> [Given task] Render the lines starting at the one containing "list UI elements" and ending at the one containing "paragraph-intro: Vaikka poraus- ja" as a Markdown table with the columns Position and Text. Number each line and skip any blank lines.

> [Page element annotations]
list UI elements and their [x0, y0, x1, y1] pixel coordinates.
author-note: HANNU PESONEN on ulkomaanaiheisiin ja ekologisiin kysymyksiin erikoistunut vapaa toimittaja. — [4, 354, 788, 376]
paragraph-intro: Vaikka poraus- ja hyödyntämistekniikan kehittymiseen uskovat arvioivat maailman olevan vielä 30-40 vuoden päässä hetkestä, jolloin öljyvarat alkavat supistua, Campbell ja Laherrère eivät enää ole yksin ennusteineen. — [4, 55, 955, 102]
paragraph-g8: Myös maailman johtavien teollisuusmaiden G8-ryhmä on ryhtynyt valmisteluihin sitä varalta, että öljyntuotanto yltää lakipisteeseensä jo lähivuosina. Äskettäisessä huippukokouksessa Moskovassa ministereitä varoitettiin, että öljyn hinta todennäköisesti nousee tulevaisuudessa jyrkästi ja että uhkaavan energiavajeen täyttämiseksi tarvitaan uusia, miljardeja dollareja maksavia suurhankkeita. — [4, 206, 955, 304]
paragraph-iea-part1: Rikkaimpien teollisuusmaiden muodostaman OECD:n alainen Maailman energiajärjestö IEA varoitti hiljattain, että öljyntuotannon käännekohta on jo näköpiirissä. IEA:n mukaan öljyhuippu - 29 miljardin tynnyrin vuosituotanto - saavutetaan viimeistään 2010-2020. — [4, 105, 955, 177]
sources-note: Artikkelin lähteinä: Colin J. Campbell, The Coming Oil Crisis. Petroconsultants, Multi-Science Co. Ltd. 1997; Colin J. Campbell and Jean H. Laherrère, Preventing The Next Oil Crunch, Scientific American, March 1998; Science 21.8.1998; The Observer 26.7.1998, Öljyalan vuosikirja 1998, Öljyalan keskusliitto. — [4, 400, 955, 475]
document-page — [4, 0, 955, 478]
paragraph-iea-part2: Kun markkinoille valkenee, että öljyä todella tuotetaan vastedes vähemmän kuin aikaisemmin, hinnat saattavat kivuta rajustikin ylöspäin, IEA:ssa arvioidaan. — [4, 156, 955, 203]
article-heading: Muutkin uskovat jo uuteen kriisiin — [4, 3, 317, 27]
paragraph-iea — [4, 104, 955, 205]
==
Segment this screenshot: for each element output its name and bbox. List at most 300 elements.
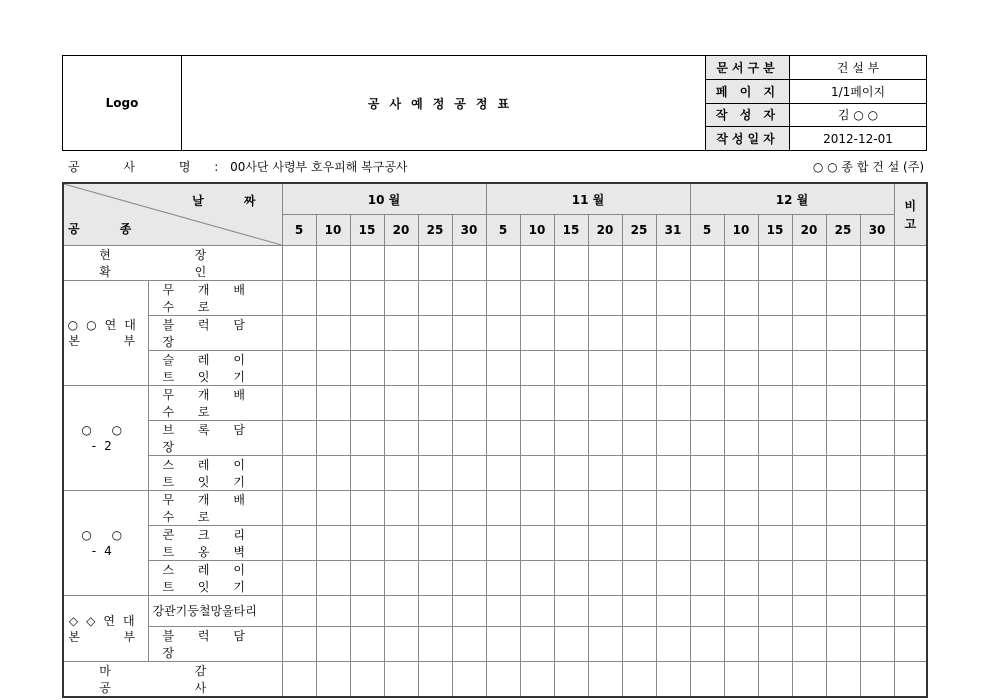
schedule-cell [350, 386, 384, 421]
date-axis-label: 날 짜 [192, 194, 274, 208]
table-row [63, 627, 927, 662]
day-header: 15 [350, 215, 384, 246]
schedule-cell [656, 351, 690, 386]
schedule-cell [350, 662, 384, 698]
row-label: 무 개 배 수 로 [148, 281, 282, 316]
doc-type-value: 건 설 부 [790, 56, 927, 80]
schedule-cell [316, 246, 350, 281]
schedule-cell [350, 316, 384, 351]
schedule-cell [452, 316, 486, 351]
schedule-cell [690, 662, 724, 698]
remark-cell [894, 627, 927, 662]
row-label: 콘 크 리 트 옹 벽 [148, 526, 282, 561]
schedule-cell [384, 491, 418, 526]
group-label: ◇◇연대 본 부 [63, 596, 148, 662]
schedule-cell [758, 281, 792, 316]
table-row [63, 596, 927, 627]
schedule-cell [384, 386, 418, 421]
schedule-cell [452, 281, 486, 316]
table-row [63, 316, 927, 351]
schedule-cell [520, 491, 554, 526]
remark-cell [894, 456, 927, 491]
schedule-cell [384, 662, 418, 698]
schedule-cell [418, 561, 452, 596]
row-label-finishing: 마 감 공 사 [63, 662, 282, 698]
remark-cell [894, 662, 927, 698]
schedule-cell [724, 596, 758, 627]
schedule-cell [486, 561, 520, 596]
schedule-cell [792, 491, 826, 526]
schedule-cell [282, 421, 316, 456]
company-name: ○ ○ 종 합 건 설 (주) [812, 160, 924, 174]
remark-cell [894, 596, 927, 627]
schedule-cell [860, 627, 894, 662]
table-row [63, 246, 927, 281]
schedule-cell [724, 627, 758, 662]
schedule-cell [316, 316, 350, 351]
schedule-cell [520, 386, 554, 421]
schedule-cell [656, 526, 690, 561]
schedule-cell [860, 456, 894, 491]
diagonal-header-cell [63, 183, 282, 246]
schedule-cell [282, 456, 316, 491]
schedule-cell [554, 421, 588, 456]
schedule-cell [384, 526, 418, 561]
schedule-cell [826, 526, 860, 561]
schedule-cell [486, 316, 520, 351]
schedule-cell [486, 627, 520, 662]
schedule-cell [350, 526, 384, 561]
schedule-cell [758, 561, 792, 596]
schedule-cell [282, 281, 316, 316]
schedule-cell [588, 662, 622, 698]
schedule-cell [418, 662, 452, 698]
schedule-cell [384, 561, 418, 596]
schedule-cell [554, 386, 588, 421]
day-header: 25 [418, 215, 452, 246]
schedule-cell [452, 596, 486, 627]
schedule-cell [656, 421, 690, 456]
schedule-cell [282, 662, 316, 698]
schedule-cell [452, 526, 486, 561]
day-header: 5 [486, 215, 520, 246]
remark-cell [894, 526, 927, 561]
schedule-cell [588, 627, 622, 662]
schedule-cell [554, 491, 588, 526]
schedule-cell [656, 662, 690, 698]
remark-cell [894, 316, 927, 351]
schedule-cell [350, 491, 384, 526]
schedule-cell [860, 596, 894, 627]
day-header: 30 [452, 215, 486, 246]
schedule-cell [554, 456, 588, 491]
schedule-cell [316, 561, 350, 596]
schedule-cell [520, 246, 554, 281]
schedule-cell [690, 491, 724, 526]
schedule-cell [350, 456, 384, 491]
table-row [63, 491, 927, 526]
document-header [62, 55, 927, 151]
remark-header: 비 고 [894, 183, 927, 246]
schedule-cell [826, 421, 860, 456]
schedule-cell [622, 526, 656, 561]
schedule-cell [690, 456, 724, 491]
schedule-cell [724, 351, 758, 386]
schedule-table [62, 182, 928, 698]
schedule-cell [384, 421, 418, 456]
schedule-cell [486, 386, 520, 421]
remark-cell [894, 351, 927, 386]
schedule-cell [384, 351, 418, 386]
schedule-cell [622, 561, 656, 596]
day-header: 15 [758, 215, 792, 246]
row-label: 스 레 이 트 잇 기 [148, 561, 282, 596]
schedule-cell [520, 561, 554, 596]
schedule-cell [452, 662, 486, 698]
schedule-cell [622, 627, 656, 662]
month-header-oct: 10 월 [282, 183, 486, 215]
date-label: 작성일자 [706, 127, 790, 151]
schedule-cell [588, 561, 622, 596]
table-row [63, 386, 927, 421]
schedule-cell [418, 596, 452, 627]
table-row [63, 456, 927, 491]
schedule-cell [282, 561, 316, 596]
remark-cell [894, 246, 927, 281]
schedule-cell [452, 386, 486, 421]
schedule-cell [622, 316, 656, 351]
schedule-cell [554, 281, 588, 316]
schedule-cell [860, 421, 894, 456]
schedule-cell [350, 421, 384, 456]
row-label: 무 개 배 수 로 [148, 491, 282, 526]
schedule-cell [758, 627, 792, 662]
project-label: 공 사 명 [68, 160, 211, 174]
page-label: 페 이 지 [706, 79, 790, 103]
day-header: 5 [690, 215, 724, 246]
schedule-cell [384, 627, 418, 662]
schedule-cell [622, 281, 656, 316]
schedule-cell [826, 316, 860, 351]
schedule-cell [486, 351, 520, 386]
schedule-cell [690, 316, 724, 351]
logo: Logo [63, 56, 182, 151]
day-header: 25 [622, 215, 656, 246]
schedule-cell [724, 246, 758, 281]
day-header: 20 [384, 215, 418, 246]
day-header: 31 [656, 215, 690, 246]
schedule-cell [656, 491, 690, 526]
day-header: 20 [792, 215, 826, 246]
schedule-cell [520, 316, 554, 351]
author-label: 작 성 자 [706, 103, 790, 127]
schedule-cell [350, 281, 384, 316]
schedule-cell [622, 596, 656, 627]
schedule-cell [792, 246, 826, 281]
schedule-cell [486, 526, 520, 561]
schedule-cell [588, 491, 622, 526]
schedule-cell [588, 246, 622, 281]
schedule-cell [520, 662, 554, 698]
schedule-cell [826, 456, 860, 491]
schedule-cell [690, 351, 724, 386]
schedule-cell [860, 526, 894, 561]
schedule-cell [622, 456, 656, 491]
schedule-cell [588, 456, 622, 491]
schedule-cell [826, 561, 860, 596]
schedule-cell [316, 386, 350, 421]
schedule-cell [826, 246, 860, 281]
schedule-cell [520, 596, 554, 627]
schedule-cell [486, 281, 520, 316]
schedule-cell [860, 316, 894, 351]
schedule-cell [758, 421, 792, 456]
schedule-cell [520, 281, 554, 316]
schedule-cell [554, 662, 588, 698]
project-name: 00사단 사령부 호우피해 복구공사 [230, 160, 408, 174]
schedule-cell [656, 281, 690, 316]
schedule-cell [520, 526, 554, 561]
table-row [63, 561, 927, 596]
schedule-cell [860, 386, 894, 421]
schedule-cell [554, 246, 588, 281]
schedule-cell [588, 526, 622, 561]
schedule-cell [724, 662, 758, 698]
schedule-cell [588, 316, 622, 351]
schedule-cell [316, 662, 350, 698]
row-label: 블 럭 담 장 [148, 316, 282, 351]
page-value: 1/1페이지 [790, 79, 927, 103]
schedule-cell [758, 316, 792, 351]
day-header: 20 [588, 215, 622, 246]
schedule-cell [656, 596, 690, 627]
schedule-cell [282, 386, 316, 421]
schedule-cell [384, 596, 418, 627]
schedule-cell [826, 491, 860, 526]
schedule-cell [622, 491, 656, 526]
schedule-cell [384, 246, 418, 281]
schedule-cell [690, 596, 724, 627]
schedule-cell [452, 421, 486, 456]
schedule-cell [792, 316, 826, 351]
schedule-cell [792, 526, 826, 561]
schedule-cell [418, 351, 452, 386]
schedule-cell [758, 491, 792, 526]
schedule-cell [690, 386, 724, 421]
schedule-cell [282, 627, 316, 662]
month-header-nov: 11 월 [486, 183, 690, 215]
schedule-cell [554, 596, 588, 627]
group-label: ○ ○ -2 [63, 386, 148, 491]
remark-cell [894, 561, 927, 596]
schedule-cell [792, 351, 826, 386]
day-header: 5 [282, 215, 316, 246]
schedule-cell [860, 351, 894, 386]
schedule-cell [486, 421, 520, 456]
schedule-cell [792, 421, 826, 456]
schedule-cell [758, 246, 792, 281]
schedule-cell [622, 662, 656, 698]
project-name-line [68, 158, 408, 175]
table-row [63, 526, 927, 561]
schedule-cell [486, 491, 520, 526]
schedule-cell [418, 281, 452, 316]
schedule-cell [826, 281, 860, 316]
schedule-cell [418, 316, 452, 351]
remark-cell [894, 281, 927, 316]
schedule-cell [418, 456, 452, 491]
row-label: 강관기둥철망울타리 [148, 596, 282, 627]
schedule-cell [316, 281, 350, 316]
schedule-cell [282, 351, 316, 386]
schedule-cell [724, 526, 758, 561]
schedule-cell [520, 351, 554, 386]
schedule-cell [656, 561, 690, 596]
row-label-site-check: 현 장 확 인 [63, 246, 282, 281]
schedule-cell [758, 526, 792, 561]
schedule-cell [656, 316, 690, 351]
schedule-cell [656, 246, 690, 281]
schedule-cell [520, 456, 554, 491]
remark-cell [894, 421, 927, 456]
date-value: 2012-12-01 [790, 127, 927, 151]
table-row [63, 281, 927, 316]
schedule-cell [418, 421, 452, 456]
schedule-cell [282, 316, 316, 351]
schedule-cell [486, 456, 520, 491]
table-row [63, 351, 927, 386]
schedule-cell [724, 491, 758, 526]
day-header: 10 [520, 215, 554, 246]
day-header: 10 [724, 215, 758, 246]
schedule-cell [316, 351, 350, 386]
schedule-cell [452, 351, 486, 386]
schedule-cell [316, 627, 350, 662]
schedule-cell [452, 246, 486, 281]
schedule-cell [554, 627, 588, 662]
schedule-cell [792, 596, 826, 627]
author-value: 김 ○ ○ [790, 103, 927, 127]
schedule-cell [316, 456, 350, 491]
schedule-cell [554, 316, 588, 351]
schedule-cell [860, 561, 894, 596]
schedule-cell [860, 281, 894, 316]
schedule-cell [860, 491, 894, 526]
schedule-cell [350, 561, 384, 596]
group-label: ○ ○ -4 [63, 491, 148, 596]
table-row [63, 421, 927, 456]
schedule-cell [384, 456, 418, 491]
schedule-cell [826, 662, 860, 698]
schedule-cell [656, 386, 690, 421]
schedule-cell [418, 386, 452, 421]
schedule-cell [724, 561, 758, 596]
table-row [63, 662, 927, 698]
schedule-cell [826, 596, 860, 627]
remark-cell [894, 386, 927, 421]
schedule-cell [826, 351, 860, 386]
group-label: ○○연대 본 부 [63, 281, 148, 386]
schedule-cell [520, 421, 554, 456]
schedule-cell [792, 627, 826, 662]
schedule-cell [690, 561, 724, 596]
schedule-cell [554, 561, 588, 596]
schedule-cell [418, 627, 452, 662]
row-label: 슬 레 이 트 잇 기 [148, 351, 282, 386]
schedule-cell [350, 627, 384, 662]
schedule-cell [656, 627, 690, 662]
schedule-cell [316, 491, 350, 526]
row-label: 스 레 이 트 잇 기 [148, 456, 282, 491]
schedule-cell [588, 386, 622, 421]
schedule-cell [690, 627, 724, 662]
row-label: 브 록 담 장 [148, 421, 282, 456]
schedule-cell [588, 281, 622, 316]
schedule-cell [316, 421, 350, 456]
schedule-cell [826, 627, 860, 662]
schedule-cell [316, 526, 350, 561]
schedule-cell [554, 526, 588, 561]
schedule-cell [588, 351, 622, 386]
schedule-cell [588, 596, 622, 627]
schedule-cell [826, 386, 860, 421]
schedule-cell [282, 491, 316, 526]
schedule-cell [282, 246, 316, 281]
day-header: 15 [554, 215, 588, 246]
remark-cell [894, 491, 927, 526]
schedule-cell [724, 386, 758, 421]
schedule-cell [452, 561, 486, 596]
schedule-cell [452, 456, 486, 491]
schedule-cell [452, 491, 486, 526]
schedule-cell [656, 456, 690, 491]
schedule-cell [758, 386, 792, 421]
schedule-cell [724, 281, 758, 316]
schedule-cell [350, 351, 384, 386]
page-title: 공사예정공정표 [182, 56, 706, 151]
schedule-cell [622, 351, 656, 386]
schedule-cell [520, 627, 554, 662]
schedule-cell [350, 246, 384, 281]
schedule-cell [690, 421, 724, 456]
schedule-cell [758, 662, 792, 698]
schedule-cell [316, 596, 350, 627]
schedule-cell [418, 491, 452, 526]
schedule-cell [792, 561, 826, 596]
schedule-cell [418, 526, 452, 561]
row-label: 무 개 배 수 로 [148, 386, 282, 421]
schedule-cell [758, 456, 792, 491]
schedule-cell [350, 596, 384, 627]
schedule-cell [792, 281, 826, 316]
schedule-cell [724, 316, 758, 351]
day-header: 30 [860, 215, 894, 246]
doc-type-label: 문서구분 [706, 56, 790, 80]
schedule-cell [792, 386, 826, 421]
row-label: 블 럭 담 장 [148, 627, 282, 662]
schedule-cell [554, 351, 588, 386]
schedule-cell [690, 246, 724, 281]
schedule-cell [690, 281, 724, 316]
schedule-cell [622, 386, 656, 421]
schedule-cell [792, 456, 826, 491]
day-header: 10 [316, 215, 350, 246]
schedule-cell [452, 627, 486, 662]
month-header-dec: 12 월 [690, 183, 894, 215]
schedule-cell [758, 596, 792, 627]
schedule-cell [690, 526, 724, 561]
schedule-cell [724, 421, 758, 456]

> [Exercise answer]
| Position | Text |
|---|---|
| 1 | list UI elements and their [x0, y0, x1, y1] pixel coordinates. |
| 2 | author-note: HANNU PESONEN on ulkomaanaiheisiin ja ekologisiin kysymyksiin erikoistunut vapaa toimittaja. — [4, 354, 788, 376] |
| 3 | paragraph-intro: Vaikka poraus- ja hyödyntämistekniikan kehittymiseen uskovat arvioivat maailman olevan vielä 30-40 vuoden päässä hetkestä, jolloin öljyvarat alkavat supistua, Campbell ja Laherrère eivät enää ole yksin ennusteineen. — [4, 55, 955, 102] |